FRAGMENTO MOSTRADO:
►

Nélida e Ío comiendo en el colchón, primer día en nueva casa.

    Nosotros vinimos a Argentina solo con el deseo de reinventarnos en un lugar diferente. Si no era acá, era en cualquier otro lugar siempre que fuera en América Latina. Y como resulta que acá hay muchos estudios en análisis del discurso y el cine es tremendo, fue fácil elegir este lugar para seguir investigando relaciones entre la lengua y la política, en mi caso, y hacer cine, en el de Adrián. Al principio, antes de llegar y cuando recién arribamos a Buenos Aires, tenía mucho temor de perder mi identidad lingüística (para mí: base de todo) y terminar hablando con acento porteño; al mismo tiempo, sin duda quería encajar a mi propio modo y ser parte de esta ciudad. Ahora me parece un poco tonto el temor al acento; después de tres meses no se nos ha pegado y hasta sentimos cierto orgullo al respecto (este ridículo “triunfo” seguramente es temporal, pues en dos años, según ciertos estudios, ya tendremos algo de acento… algo).


Mogly se pasea por la 9 de julio y el Obelisco.

    Sin embargo, para entendernos mejor, el vocabulario sí que es importante. No sólo para entendernos, sino para relacionarnos y no seguir siendo recortes mal situados. Como cuando en la escuela, a los 9 o 10 años, si no quieres ser un ñoño, empiezas a usar con cuidado groserías o malas palabras: a algunos les pasa a esa edad, a otros más tarde y a otros nunca (a éstos los compadezco). Yo ese proceso lo viví justo después de la segunda migración. Tenía dos amigas: Isis y Griselda que ocupaban aquellas palabras; yo me moría por usarlas, pero me daba mucha pena: pasaba noches imaginando que llegaba y les contaba: “vi un letrero muy gracioso pintado en mi calle: ´pinche cochino, aquí no es basurero´”. Imaginaba que les daba también mucha gracia y entonces nos volvíamos las mejores amigas. No recuerdo si pasó; creo que no.

◄

TAREA REQUERIDA 1: Cita textualmente del fragmento el pasaje que empieza con "Mogly se pasea" y llega hasta "creo que no.".
El fragmento y los registros no tienen ninguna relación entre sí.

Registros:
►

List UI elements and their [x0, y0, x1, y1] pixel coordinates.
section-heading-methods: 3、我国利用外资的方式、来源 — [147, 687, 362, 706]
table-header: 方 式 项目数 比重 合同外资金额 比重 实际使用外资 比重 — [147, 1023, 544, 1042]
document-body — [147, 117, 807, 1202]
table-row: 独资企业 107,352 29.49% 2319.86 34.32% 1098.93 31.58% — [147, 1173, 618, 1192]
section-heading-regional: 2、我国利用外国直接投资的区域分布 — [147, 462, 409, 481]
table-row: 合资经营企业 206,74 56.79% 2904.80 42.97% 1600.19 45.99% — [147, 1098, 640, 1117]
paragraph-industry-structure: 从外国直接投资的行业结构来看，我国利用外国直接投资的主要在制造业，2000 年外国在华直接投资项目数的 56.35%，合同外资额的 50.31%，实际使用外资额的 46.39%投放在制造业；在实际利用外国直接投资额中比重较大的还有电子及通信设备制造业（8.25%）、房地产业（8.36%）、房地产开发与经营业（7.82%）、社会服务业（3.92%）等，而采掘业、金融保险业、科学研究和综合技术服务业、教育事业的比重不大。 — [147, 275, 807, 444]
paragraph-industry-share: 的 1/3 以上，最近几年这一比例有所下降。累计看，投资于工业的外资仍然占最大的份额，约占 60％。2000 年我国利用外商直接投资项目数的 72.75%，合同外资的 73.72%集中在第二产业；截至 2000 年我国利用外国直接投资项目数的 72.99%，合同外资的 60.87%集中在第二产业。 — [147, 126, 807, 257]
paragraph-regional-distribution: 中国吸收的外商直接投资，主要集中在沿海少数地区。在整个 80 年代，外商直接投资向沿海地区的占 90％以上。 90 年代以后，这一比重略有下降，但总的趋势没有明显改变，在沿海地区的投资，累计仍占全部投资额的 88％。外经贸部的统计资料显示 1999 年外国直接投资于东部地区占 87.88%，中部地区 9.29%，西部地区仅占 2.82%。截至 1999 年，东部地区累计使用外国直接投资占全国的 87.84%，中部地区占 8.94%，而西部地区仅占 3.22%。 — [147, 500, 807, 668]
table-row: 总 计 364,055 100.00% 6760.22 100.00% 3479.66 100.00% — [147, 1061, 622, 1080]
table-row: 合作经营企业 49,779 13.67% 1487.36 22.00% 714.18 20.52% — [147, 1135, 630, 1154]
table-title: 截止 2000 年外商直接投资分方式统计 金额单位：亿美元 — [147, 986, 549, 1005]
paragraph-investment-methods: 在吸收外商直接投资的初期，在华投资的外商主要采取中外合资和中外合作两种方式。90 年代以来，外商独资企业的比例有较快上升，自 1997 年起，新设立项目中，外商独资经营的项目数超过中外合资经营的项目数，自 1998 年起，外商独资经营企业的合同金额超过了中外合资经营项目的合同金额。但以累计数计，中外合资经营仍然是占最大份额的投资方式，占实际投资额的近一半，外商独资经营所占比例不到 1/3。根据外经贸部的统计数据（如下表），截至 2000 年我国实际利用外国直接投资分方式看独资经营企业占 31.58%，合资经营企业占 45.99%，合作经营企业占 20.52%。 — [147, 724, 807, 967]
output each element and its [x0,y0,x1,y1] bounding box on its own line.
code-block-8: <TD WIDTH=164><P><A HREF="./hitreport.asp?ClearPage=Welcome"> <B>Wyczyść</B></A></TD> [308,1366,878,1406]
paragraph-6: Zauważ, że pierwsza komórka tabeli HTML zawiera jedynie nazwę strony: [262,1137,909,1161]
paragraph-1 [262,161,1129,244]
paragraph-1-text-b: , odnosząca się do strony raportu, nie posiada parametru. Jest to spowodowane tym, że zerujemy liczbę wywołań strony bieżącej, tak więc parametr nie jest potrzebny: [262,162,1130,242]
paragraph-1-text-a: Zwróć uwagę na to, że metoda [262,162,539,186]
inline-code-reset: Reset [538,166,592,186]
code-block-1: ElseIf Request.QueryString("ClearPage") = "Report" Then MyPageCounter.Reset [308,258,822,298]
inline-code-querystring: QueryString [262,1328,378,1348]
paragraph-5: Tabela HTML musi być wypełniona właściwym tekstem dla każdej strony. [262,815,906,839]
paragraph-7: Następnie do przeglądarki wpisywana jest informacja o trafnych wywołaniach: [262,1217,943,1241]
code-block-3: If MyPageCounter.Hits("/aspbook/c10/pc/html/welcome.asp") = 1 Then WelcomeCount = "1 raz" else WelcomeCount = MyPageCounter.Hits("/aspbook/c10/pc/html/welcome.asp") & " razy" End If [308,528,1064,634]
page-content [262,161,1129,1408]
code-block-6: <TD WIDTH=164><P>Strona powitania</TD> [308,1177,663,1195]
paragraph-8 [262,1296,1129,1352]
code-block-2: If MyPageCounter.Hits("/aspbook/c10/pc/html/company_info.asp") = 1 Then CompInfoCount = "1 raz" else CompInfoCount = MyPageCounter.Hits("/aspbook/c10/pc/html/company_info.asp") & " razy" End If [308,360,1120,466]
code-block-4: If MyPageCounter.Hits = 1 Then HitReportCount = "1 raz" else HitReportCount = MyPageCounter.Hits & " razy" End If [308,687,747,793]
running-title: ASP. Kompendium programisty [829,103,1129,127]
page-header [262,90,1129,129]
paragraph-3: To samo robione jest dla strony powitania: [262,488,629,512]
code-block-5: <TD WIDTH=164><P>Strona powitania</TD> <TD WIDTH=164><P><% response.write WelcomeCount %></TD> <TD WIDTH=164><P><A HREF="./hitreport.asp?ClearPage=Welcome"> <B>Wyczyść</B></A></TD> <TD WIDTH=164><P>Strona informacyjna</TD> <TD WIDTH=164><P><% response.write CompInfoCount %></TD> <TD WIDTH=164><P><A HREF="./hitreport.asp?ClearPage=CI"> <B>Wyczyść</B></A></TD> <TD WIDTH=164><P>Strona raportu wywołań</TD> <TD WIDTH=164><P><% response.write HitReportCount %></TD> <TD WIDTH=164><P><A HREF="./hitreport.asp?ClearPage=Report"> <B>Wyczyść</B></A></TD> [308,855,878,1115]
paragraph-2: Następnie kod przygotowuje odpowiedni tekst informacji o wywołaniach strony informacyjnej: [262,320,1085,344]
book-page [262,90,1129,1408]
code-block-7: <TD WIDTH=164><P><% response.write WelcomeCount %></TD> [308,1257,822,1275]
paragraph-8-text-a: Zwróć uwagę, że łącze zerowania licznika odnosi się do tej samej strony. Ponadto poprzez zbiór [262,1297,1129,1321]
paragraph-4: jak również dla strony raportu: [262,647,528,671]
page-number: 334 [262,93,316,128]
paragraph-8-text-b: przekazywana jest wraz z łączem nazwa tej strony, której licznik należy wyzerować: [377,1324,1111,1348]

◄

TAREA REQUERIDA 2: Pon en una tabla Markdown, con las columnas Número y Línea, las líneas de los registros desde la primera hasta la que contiene "section-heading-regional: 2、我国利用外国直接投资的区域分布 —", ambas incluidas. Omite las líneas en blanco.

RESPUESTA ESCRITA 1:
Mogly se pasea por la 9 de julio y el Obelisco.

    Sin embargo, para entendernos mejor, el vocabulario sí que es importante. No sólo para entendernos, sino para relacionarnos y no seguir siendo recortes mal situados. Como cuando en la escuela, a los 9 o 10 años, si no quieres ser un ñoño, empiezas a usar con cuidado groserías o malas palabras: a algunos les pasa a esa edad, a otros más tarde y a otros nunca (a éstos los compadezco). Yo ese proceso lo viví justo después de la segunda migración. Tenía dos amigas: Isis y Griselda que ocupaban aquellas palabras; yo me moría por usarlas, pero me daba mucha pena: pasaba noches imaginando que llegaba y les contaba: “vi un letrero muy gracioso pintado en mi calle: ´pinche cochino, aquí no es basurero´”. Imaginaba que les daba también mucha gracia y entonces nos volvíamos las mejores amigas. No recuerdo si pasó; creo que no.

RESPUESTA ESCRITA 2:
| Número | Línea |
|---|---|
| 1 | List UI elements and their [x0, y0, x1, y1] pixel coordinates. |
| 2 | section-heading-methods: 3、我国利用外资的方式、来源 — [147, 687, 362, 706] |
| 3 | table-header: 方 式 项目数 比重 合同外资金额 比重 实际使用外资 比重 — [147, 1023, 544, 1042] |
| 4 | document-body — [147, 117, 807, 1202] |
| 5 | table-row: 独资企业 107,352 29.49% 2319.86 34.32% 1098.93 31.58% — [147, 1173, 618, 1192] |
| 6 | section-heading-regional: 2、我国利用外国直接投资的区域分布 — [147, 462, 409, 481] |